▶ Exercise task: Write the material out again exactly.

▶ Given data:
____________
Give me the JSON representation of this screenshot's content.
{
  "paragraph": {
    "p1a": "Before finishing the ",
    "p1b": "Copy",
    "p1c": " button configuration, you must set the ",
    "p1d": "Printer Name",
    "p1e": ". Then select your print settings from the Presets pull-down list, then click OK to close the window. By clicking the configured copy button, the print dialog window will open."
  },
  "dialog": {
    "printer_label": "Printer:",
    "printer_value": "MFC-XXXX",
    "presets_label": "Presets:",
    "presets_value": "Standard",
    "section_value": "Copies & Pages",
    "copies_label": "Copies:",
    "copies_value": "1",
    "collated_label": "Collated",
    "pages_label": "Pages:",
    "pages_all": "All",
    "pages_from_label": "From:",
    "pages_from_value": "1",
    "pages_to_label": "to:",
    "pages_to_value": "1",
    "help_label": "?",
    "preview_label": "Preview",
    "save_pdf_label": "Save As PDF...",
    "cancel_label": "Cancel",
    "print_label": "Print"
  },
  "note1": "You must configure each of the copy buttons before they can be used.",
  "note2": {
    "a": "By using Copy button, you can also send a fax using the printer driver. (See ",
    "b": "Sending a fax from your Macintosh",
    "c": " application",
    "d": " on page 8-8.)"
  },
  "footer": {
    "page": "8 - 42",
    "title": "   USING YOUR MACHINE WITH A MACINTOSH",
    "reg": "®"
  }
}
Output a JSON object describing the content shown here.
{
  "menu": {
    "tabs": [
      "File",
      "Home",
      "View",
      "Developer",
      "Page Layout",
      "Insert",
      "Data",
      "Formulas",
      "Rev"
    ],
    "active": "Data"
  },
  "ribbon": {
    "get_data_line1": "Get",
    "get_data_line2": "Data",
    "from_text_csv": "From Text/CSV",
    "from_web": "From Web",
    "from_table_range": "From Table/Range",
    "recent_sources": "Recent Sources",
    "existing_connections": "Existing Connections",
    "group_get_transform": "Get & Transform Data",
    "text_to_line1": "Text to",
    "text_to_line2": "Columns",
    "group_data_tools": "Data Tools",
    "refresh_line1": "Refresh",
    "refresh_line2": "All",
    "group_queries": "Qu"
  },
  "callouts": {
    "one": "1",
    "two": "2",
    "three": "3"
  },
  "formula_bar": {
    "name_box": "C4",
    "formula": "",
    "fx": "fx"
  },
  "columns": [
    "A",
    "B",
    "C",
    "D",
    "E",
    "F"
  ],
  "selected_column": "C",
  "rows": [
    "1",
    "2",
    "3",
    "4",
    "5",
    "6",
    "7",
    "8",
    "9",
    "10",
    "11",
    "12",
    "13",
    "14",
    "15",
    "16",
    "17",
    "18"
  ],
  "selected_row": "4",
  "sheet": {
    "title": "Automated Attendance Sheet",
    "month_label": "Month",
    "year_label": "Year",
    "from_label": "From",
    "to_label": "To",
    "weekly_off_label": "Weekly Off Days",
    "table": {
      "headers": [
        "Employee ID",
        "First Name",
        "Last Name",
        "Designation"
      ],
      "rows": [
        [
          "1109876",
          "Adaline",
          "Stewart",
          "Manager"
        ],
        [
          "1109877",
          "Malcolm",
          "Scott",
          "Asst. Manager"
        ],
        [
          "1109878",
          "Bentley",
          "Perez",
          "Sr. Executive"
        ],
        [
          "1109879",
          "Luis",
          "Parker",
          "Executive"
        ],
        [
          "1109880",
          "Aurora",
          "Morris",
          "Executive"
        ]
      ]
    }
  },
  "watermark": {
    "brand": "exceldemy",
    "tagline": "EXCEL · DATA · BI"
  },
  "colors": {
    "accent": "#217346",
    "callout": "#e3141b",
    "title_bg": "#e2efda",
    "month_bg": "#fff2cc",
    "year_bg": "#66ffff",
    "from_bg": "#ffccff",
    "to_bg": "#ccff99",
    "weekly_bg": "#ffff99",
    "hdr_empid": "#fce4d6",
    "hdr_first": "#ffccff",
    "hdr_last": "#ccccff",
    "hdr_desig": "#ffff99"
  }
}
____________
▶ Finished exercise:
Give me the JSON representation of this screenshot's content.
{
  "paragraph": {
    "p1a": "Before finishing the ",
    "p1b": "Copy",
    "p1c": " button configuration, you must set the ",
    "p1d": "Printer Name",
    "p1e": ". Then select your print settings from the Presets pull-down list, then click OK to close the window. By clicking the configured copy button, the print dialog window will open."
  },
  "dialog": {
    "printer_label": "Printer:",
    "printer_value": "MFC-XXXX",
    "presets_label": "Presets:",
    "presets_value": "Standard",
    "section_value": "Copies & Pages",
    "copies_label": "Copies:",
    "copies_value": "1",
    "collated_label": "Collated",
    "pages_label": "Pages:",
    "pages_all": "All",
    "pages_from_label": "From:",
    "pages_from_value": "1",
    "pages_to_label": "to:",
    "pages_to_value": "1",
    "help_label": "?",
    "preview_label": "Preview",
    "save_pdf_label": "Save As PDF...",
    "cancel_label": "Cancel",
    "print_label": "Print"
  },
  "note1": "You must configure each of the copy buttons before they can be used.",
  "note2": {
    "a": "By using Copy button, you can also send a fax using the printer driver. (See ",
    "b": "Sending a fax from your Macintosh",
    "c": " application",
    "d": " on page 8-8.)"
  },
  "footer": {
    "page": "8 - 42",
    "title": "   USING YOUR MACHINE WITH A MACINTOSH",
    "reg": "®"
  }
}
Output a JSON object describing the content shown here.
{
  "menu": {
    "tabs": [
      "File",
      "Home",
      "View",
      "Developer",
      "Page Layout",
      "Insert",
      "Data",
      "Formulas",
      "Rev"
    ],
    "active": "Data"
  },
  "ribbon": {
    "get_data_line1": "Get",
    "get_data_line2": "Data",
    "from_text_csv": "From Text/CSV",
    "from_web": "From Web",
    "from_table_range": "From Table/Range",
    "recent_sources": "Recent Sources",
    "existing_connections": "Existing Connections",
    "group_get_transform": "Get & Transform Data",
    "text_to_line1": "Text to",
    "text_to_line2": "Columns",
    "group_data_tools": "Data Tools",
    "refresh_line1": "Refresh",
    "refresh_line2": "All",
    "group_queries": "Qu"
  },
  "callouts": {
    "one": "1",
    "two": "2",
    "three": "3"
  },
  "formula_bar": {
    "name_box": "C4",
    "formula": "",
    "fx": "fx"
  },
  "columns": [
    "A",
    "B",
    "C",
    "D",
    "E",
    "F"
  ],
  "selected_column": "C",
  "rows": [
    "1",
    "2",
    "3",
    "4",
    "5",
    "6",
    "7",
    "8",
    "9",
    "10",
    "11",
    "12",
    "13",
    "14",
    "15",
    "16",
    "17",
    "18"
  ],
  "selected_row": "4",
  "sheet": {
    "title": "Automated Attendance Sheet",
    "month_label": "Month",
    "year_label": "Year",
    "from_label": "From",
    "to_label": "To",
    "weekly_off_label": "Weekly Off Days",
    "table": {
      "headers": [
        "Employee ID",
        "First Name",
        "Last Name",
        "Designation"
      ],
      "rows": [
        [
          "1109876",
          "Adaline",
          "Stewart",
          "Manager"
        ],
        [
          "1109877",
          "Malcolm",
          "Scott",
          "Asst. Manager"
        ],
        [
          "1109878",
          "Bentley",
          "Perez",
          "Sr. Executive"
        ],
        [
          "1109879",
          "Luis",
          "Parker",
          "Executive"
        ],
        [
          "1109880",
          "Aurora",
          "Morris",
          "Executive"
        ]
      ]
    }
  },
  "watermark": {
    "brand": "exceldemy",
    "tagline": "EXCEL · DATA · BI"
  },
  "colors": {
    "accent": "#217346",
    "callout": "#e3141b",
    "title_bg": "#e2efda",
    "month_bg": "#fff2cc",
    "year_bg": "#66ffff",
    "from_bg": "#ffccff",
    "to_bg": "#ccff99",
    "weekly_bg": "#ffff99",
    "hdr_empid": "#fce4d6",
    "hdr_first": "#ffccff",
    "hdr_last": "#ccccff",
    "hdr_desig": "#ffff99"
  }
}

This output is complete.